# To be done
Please print all of the material below, word for word.

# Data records

☆ ☆ ☆

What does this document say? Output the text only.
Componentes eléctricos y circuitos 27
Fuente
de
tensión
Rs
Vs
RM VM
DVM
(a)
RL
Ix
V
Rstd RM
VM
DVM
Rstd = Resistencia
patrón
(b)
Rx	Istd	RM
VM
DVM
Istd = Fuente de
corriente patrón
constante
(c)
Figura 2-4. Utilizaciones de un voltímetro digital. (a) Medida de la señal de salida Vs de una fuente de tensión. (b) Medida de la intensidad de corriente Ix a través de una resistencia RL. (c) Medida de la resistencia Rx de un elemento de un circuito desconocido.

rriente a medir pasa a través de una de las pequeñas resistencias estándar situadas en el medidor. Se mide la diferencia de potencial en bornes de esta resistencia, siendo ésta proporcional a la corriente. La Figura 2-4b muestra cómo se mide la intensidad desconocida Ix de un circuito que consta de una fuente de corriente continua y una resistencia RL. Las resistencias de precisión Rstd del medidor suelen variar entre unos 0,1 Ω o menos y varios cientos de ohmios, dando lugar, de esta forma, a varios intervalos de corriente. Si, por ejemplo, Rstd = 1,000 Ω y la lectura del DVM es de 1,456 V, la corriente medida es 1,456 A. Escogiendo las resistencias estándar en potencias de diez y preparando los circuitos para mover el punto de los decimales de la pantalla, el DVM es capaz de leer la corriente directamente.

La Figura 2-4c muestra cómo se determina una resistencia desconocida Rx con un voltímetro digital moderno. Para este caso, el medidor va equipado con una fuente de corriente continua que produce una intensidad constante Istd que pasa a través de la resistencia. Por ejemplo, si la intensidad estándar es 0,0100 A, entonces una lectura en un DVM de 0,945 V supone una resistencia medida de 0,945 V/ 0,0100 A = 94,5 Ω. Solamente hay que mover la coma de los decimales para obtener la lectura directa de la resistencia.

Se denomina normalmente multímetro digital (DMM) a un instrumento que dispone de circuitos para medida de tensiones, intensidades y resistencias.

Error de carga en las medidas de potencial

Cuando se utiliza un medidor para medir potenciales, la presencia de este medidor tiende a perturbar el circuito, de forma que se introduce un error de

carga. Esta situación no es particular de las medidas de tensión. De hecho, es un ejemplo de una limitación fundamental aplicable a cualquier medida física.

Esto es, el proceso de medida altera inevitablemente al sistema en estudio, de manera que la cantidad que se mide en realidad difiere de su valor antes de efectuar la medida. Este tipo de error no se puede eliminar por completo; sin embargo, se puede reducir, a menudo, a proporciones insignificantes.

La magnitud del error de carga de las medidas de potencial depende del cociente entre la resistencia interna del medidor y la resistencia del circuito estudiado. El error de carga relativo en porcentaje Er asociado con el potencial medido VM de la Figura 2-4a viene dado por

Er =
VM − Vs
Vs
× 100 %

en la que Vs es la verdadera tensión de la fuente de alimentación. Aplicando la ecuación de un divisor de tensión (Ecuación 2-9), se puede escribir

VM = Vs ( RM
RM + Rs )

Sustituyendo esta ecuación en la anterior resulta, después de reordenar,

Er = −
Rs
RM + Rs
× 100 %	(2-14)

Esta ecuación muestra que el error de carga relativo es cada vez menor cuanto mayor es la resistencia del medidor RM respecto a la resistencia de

☆ ☆ ☆

# Task solution
What does this document say? Output the text only.
Componentes eléctricos y circuitos 27
Fuente
de
tensión
Rs
Vs
RM VM
DVM
(a)
RL
Ix
V
Rstd RM
VM
DVM
Rstd = Resistencia
patrón
(b)
Rx	Istd	RM
VM
DVM
Istd = Fuente de
corriente patrón
constante
(c)
Figura 2-4. Utilizaciones de un voltímetro digital. (a) Medida de la señal de salida Vs de una fuente de tensión. (b) Medida de la intensidad de corriente Ix a través de una resistencia RL. (c) Medida de la resistencia Rx de un elemento de un circuito desconocido.

rriente a medir pasa a través de una de las pequeñas resistencias estándar situadas en el medidor. Se mide la diferencia de potencial en bornes de esta resistencia, siendo ésta proporcional a la corriente. La Figura 2-4b muestra cómo se mide la intensidad desconocida Ix de un circuito que consta de una fuente de corriente continua y una resistencia RL. Las resistencias de precisión Rstd del medidor suelen variar entre unos 0,1 Ω o menos y varios cientos de ohmios, dando lugar, de esta forma, a varios intervalos de corriente. Si, por ejemplo, Rstd = 1,000 Ω y la lectura del DVM es de 1,456 V, la corriente medida es 1,456 A. Escogiendo las resistencias estándar en potencias de diez y preparando los circuitos para mover el punto de los decimales de la pantalla, el DVM es capaz de leer la corriente directamente.

La Figura 2-4c muestra cómo se determina una resistencia desconocida Rx con un voltímetro digital moderno. Para este caso, el medidor va equipado con una fuente de corriente continua que produce una intensidad constante Istd que pasa a través de la resistencia. Por ejemplo, si la intensidad estándar es 0,0100 A, entonces una lectura en un DVM de 0,945 V supone una resistencia medida de 0,945 V/ 0,0100 A = 94,5 Ω. Solamente hay que mover la coma de los decimales para obtener la lectura directa de la resistencia.

Se denomina normalmente multímetro digital (DMM) a un instrumento que dispone de circuitos para medida de tensiones, intensidades y resistencias.

Error de carga en las medidas de potencial

Cuando se utiliza un medidor para medir potenciales, la presencia de este medidor tiende a perturbar el circuito, de forma que se introduce un error de

carga. Esta situación no es particular de las medidas de tensión. De hecho, es un ejemplo de una limitación fundamental aplicable a cualquier medida física.

Esto es, el proceso de medida altera inevitablemente al sistema en estudio, de manera que la cantidad que se mide en realidad difiere de su valor antes de efectuar la medida. Este tipo de error no se puede eliminar por completo; sin embargo, se puede reducir, a menudo, a proporciones insignificantes.

La magnitud del error de carga de las medidas de potencial depende del cociente entre la resistencia interna del medidor y la resistencia del circuito estudiado. El error de carga relativo en porcentaje Er asociado con el potencial medido VM de la Figura 2-4a viene dado por

Er =
VM − Vs
Vs
× 100 %

en la que Vs es la verdadera tensión de la fuente de alimentación. Aplicando la ecuación de un divisor de tensión (Ecuación 2-9), se puede escribir

VM = Vs ( RM
RM + Rs )

Sustituyendo esta ecuación en la anterior resulta, después de reordenar,

Er = −
Rs
RM + Rs
× 100 %	(2-14)

Esta ecuación muestra que el error de carga relativo es cada vez menor cuanto mayor es la resistencia del medidor RM respecto a la resistencia de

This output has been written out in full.